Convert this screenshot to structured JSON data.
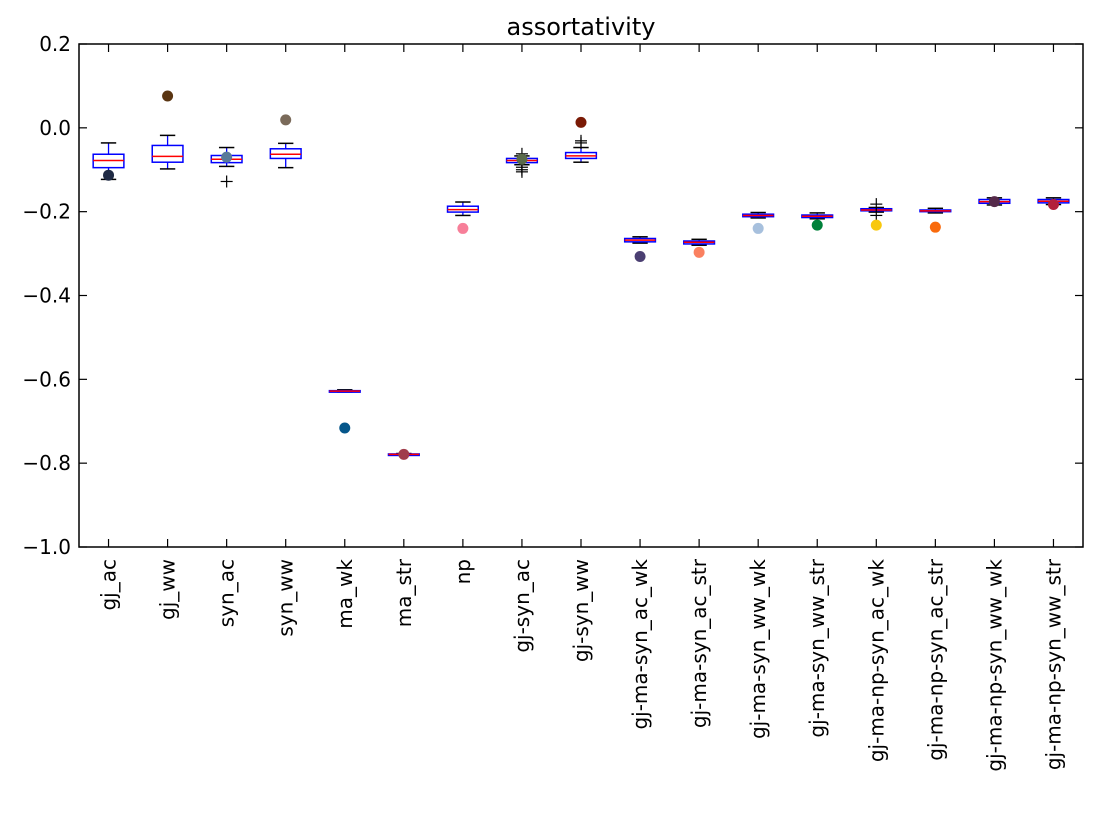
{
  "chart_data": {
    "type": "box",
    "title": "assortativity",
    "xlabel": "",
    "ylabel": "",
    "ylim": [
      -1.0,
      0.2
    ],
    "yticks": [
      0.2,
      0.0,
      -0.2,
      -0.4,
      -0.6,
      -0.8,
      -1.0
    ],
    "ytick_labels": [
      "0.2",
      "0.0",
      "−0.2",
      "−0.4",
      "−0.6",
      "−0.8",
      "−1.0"
    ],
    "categories": [
      "gj_ac",
      "gj_ww",
      "syn_ac",
      "syn_ww",
      "ma_wk",
      "ma_str",
      "np",
      "gj-syn_ac",
      "gj-syn_ww",
      "gj-ma-syn_ac_wk",
      "gj-ma-syn_ac_str",
      "gj-ma-syn_ww_wk",
      "gj-ma-syn_ww_str",
      "gj-ma-np-syn_ac_wk",
      "gj-ma-np-syn_ac_str",
      "gj-ma-np-syn_ww_wk",
      "gj-ma-np-syn_ww_str"
    ],
    "boxes": [
      {
        "whisker_low": -0.123,
        "q1": -0.095,
        "median": -0.078,
        "q3": -0.063,
        "whisker_high": -0.036,
        "fliers": []
      },
      {
        "whisker_low": -0.098,
        "q1": -0.082,
        "median": -0.068,
        "q3": -0.042,
        "whisker_high": -0.018,
        "fliers": []
      },
      {
        "whisker_low": -0.092,
        "q1": -0.083,
        "median": -0.075,
        "q3": -0.066,
        "whisker_high": -0.047,
        "fliers": [
          -0.128
        ]
      },
      {
        "whisker_low": -0.095,
        "q1": -0.073,
        "median": -0.063,
        "q3": -0.05,
        "whisker_high": -0.037,
        "fliers": []
      },
      {
        "whisker_low": -0.63,
        "q1": -0.629,
        "median": -0.628,
        "q3": -0.627,
        "whisker_high": -0.625,
        "fliers": []
      },
      {
        "whisker_low": -0.781,
        "q1": -0.78,
        "median": -0.779,
        "q3": -0.778,
        "whisker_high": -0.777,
        "fliers": []
      },
      {
        "whisker_low": -0.209,
        "q1": -0.201,
        "median": -0.195,
        "q3": -0.187,
        "whisker_high": -0.177,
        "fliers": []
      },
      {
        "whisker_low": -0.088,
        "q1": -0.083,
        "median": -0.078,
        "q3": -0.073,
        "whisker_high": -0.067,
        "fliers": [
          -0.094,
          -0.1,
          -0.105,
          -0.062
        ]
      },
      {
        "whisker_low": -0.082,
        "q1": -0.073,
        "median": -0.067,
        "q3": -0.059,
        "whisker_high": -0.047,
        "fliers": [
          -0.036,
          -0.031
        ]
      },
      {
        "whisker_low": -0.275,
        "q1": -0.272,
        "median": -0.268,
        "q3": -0.264,
        "whisker_high": -0.26,
        "fliers": []
      },
      {
        "whisker_low": -0.28,
        "q1": -0.277,
        "median": -0.273,
        "q3": -0.27,
        "whisker_high": -0.266,
        "fliers": []
      },
      {
        "whisker_low": -0.215,
        "q1": -0.212,
        "median": -0.209,
        "q3": -0.206,
        "whisker_high": -0.202,
        "fliers": []
      },
      {
        "whisker_low": -0.217,
        "q1": -0.214,
        "median": -0.211,
        "q3": -0.208,
        "whisker_high": -0.203,
        "fliers": []
      },
      {
        "whisker_low": -0.201,
        "q1": -0.198,
        "median": -0.196,
        "q3": -0.193,
        "whisker_high": -0.19,
        "fliers": [
          -0.209,
          -0.182
        ]
      },
      {
        "whisker_low": -0.203,
        "q1": -0.2,
        "median": -0.198,
        "q3": -0.196,
        "whisker_high": -0.192,
        "fliers": []
      },
      {
        "whisker_low": -0.184,
        "q1": -0.18,
        "median": -0.176,
        "q3": -0.171,
        "whisker_high": -0.167,
        "fliers": []
      },
      {
        "whisker_low": -0.183,
        "q1": -0.179,
        "median": -0.175,
        "q3": -0.171,
        "whisker_high": -0.167,
        "fliers": []
      }
    ],
    "points": [
      {
        "y": -0.113,
        "color": "#1f2a44"
      },
      {
        "y": 0.076,
        "color": "#5a3512"
      },
      {
        "y": -0.07,
        "color": "#5a7a9a"
      },
      {
        "y": 0.019,
        "color": "#7a6a5a"
      },
      {
        "y": -0.716,
        "color": "#05568a"
      },
      {
        "y": -0.779,
        "color": "#a03d4b"
      },
      {
        "y": -0.24,
        "color": "#f77f99"
      },
      {
        "y": -0.075,
        "color": "#5a6a4a"
      },
      {
        "y": 0.013,
        "color": "#7a1a05"
      },
      {
        "y": -0.307,
        "color": "#4b3f72"
      },
      {
        "y": -0.297,
        "color": "#fa8060"
      },
      {
        "y": -0.24,
        "color": "#a7c0dd"
      },
      {
        "y": -0.232,
        "color": "#00813a"
      },
      {
        "y": -0.232,
        "color": "#f8c80d"
      },
      {
        "y": -0.237,
        "color": "#f96a0c"
      },
      {
        "y": -0.176,
        "color": "#552a4a"
      },
      {
        "y": -0.183,
        "color": "#b2203a"
      }
    ],
    "colors": {
      "box": "#0000ff",
      "median": "#ff0000",
      "whisker": "#000000",
      "flier": "#000000"
    },
    "grid": false,
    "legend": "none"
  }
}
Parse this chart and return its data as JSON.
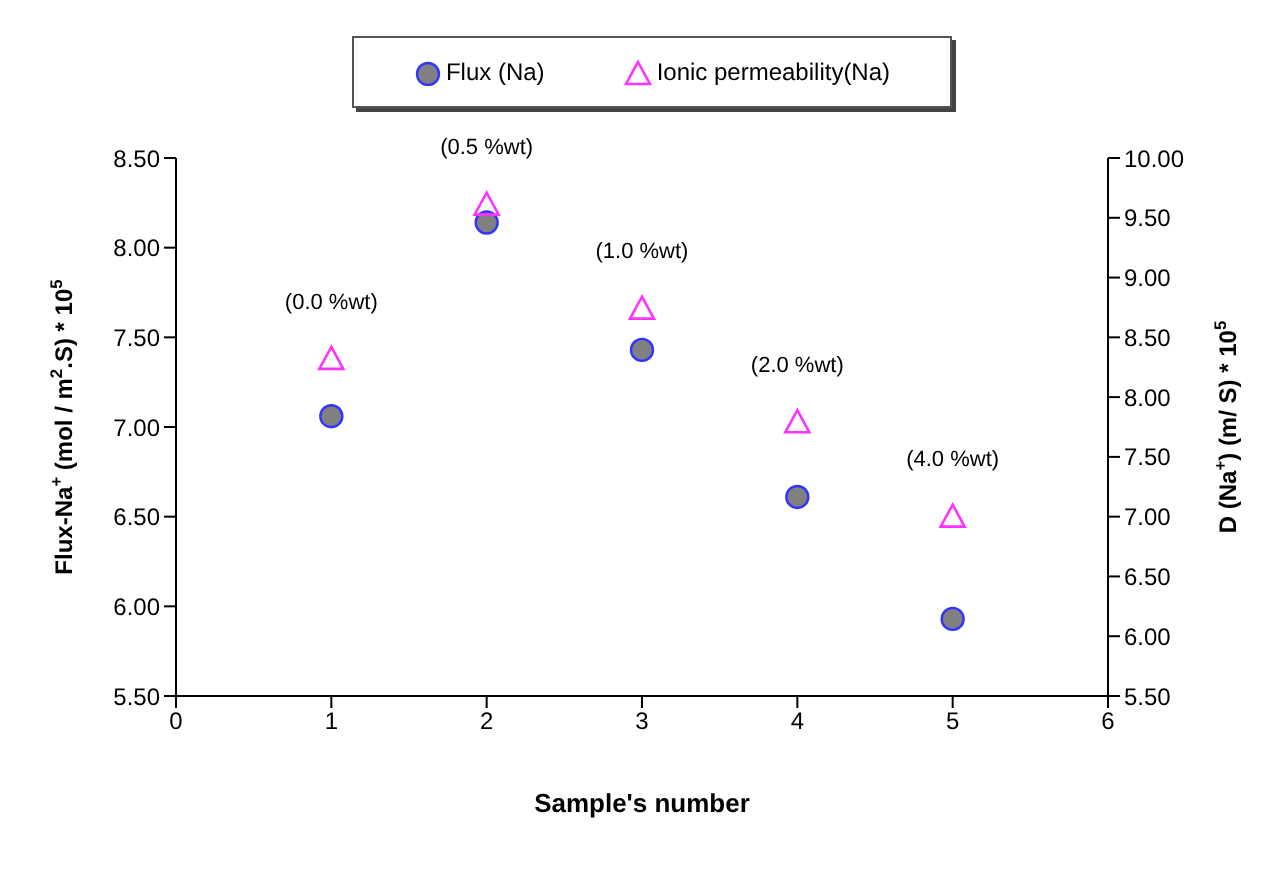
{
  "chart_data": {
    "type": "scatter",
    "xlabel": "Sample's number",
    "ylabel": "Flux-Na$^{+}$ (mol / m$^{2}$.S) * 10$^{5}$",
    "y2label": "D (Na$^{+}$) (m/ S) * 10$^{5}$",
    "x": [
      1,
      2,
      3,
      4,
      5
    ],
    "series": [
      {
        "name": "Flux (Na)",
        "color": "#808080",
        "marker": "circle",
        "values": [
          7.06,
          8.14,
          7.43,
          6.61,
          5.93
        ]
      },
      {
        "name": "Ionic permeability(Na)",
        "color": "#ff33ff",
        "marker": "triangle",
        "axis": "y2",
        "values": [
          8.32,
          9.61,
          8.74,
          7.79,
          7.0
        ]
      }
    ],
    "annotations": [
      "(0.0 %wt)",
      "(0.5 %wt)",
      "(1.0 %wt)",
      "(2.0 %wt)",
      "(4.0 %wt)"
    ],
    "xlim": [
      0,
      6
    ],
    "xticks": [
      0,
      1,
      2,
      3,
      4,
      5,
      6
    ],
    "ylim": [
      5.5,
      8.5
    ],
    "yticks": [
      {
        "value": 5.5,
        "label": "5.50"
      },
      {
        "value": 6,
        "label": "6.00"
      },
      {
        "value": 6.5,
        "label": "6.50"
      },
      {
        "value": 7,
        "label": "7.00"
      },
      {
        "value": 7.5,
        "label": "7.50"
      },
      {
        "value": 8,
        "label": "8.00"
      },
      {
        "value": 8.5,
        "label": "8.50"
      }
    ],
    "y2lim": [
      5.5,
      10
    ],
    "y2ticks": [
      {
        "value": 5.5,
        "label": "5.50"
      },
      {
        "value": 6,
        "label": "6.00"
      },
      {
        "value": 6.5,
        "label": "6.50"
      },
      {
        "value": 7,
        "label": "7.00"
      },
      {
        "value": 7.5,
        "label": "7.50"
      },
      {
        "value": 8,
        "label": "8.00"
      },
      {
        "value": 8.5,
        "label": "8.50"
      },
      {
        "value": 9,
        "label": "9.00"
      },
      {
        "value": 9.5,
        "label": "9.50"
      },
      {
        "value": 10,
        "label": "10.00"
      }
    ],
    "legend": "top",
    "grid": false
  }
}
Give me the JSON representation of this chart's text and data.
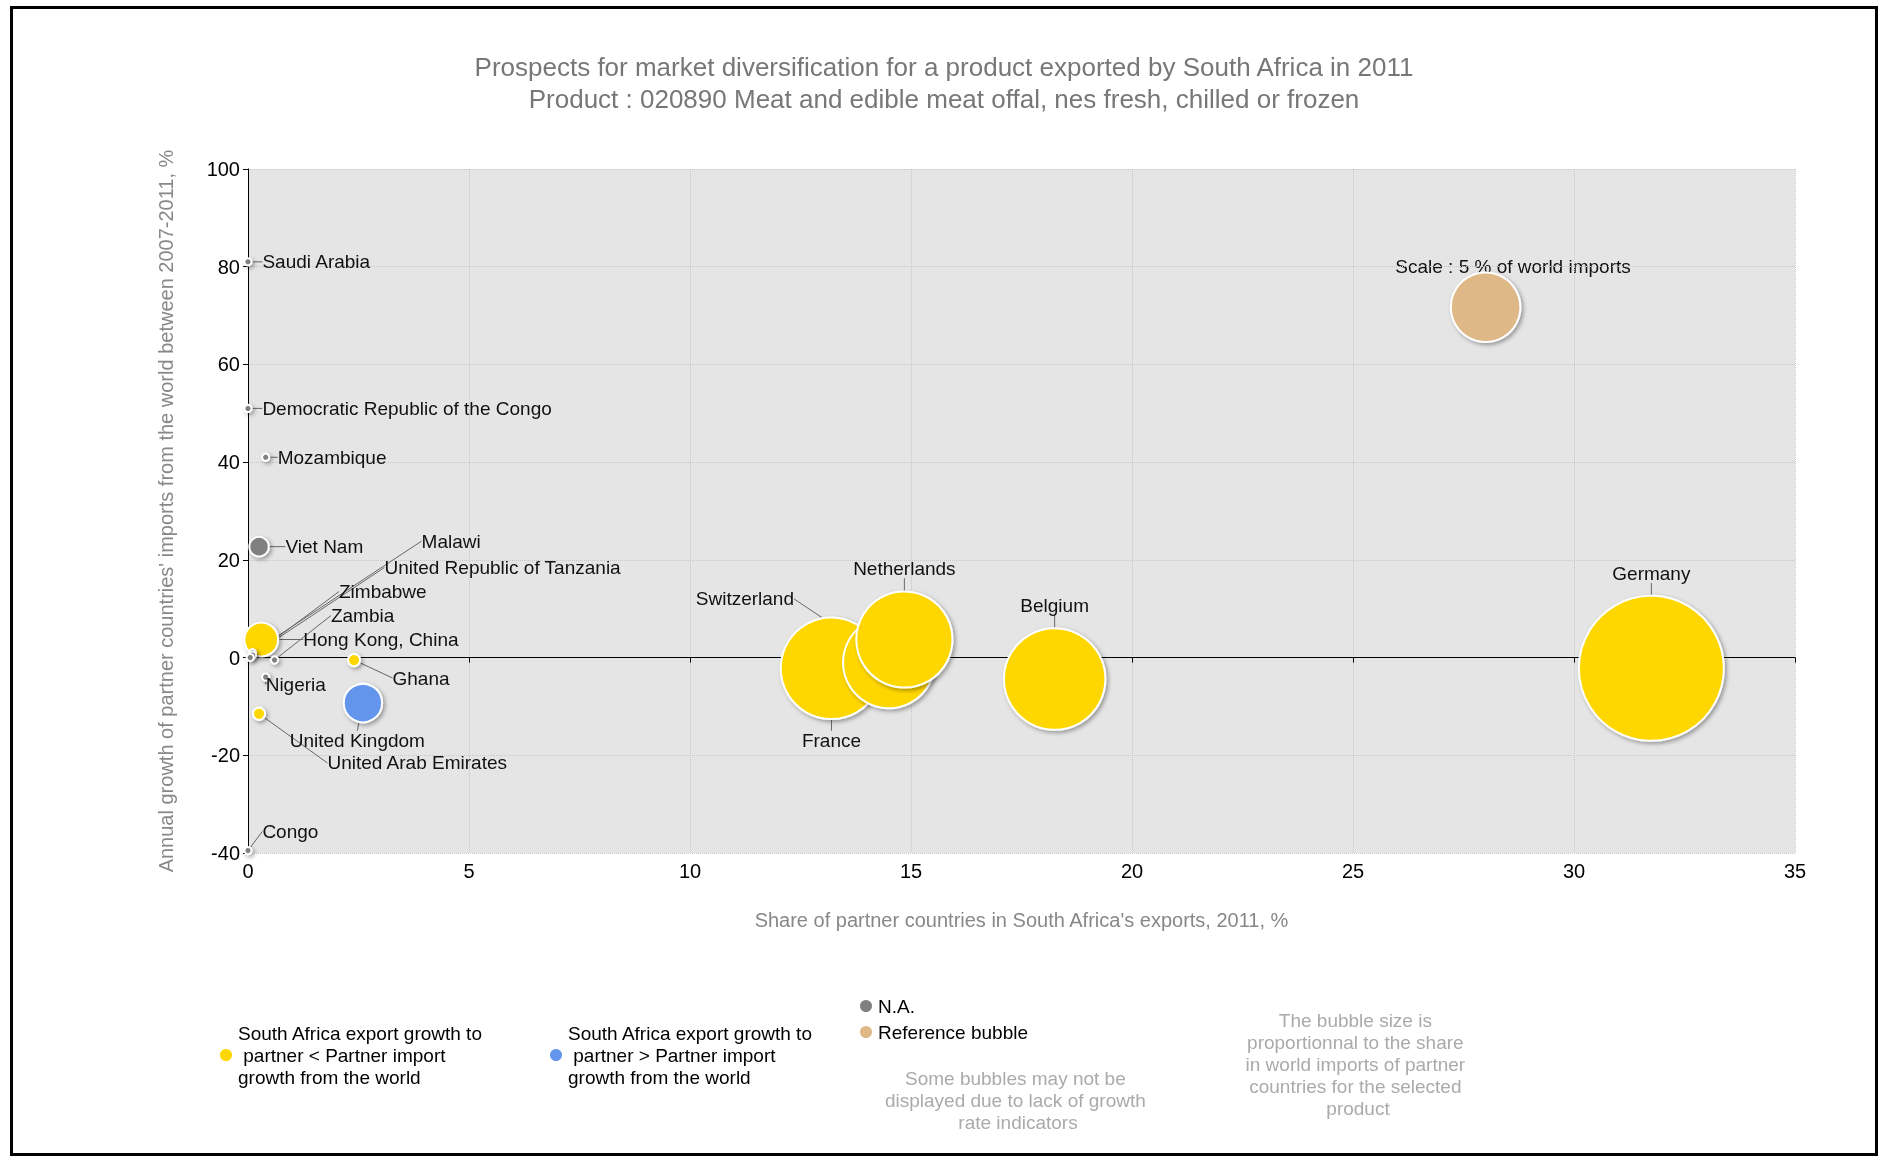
{
  "chart_data": {
    "type": "bubble",
    "title": "Prospects for market diversification for a product exported by South Africa in 2011",
    "subtitle": "Product : 020890 Meat and edible meat offal, nes fresh, chilled or frozen",
    "xlabel": "Share of partner countries in South Africa's exports, 2011, %",
    "ylabel": "Annual growth of partner countries' imports from the world between 2007-2011, %",
    "xlim": [
      0,
      35
    ],
    "xticks": [
      0,
      5,
      10,
      15,
      20,
      25,
      30,
      35
    ],
    "ylim": [
      -40,
      100
    ],
    "yticks": [
      -40,
      -20,
      0,
      20,
      40,
      60,
      80,
      100
    ],
    "grid": true,
    "legend": "bottom",
    "series": [
      {
        "name": "South Africa export growth to partner < Partner import growth from the world",
        "color": "#ffd700",
        "x": [
          0.3,
          2.4,
          0.25,
          13.2,
          14.5,
          14.85,
          18.25,
          31.75
        ],
        "values": [
          3.7,
          -0.5,
          -11.5,
          -2.2,
          -1,
          3.7,
          -4.4,
          -2.2
        ],
        "sizes": [
          0.054,
          0.007,
          0.007,
          0.49,
          0.4,
          0.44,
          0.49,
          1
        ],
        "value_labels": [
          "Hong Kong, China",
          "Ghana",
          "United Arab Emirates",
          "France",
          "Switzerland",
          "Netherlands",
          "Belgium",
          "Germany"
        ]
      },
      {
        "name": "South Africa export growth to partner > Partner import growth from the world",
        "color": "#6495ed",
        "x": [
          2.6
        ],
        "values": [
          -9.3
        ],
        "sizes": [
          0.07
        ],
        "value_labels": [
          "United Kingdom"
        ]
      },
      {
        "name": "N.A.",
        "color": "#808080",
        "x": [
          0,
          0,
          0.4,
          0.25,
          0.1,
          0.1,
          0.05,
          0.6,
          0.4,
          0
        ],
        "values": [
          81,
          51,
          41,
          22.7,
          1,
          0.5,
          0,
          -0.5,
          -4,
          -39.5
        ],
        "sizes": [
          0.0025,
          0.0025,
          0.0025,
          0.018,
          0.0025,
          0.0025,
          0.0025,
          0.0025,
          0.0025,
          0.0025
        ],
        "value_labels": [
          "Saudi Arabia",
          "Democratic Republic of the Congo",
          "Mozambique",
          "Viet Nam",
          "Malawi",
          "United Republic of Tanzania",
          "Zimbabwe",
          "Zambia",
          "Nigeria",
          "Congo"
        ]
      },
      {
        "name": "Reference bubble",
        "color": "#deb887",
        "x": [
          28
        ],
        "values": [
          71.7
        ],
        "sizes": [
          0.23
        ]
      }
    ],
    "annotations": [
      "Scale : 5 % of world imports",
      "Some bubbles may not be displayed due to lack of growth rate indicators",
      "The bubble size is proportionnal to the share in world imports of partner countries for the selected product"
    ]
  }
}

= WRITTEN TASK =
Work out how many lines in the records above contain the word "from", and reply with that number alone.

= EXPECTED ANSWER =
3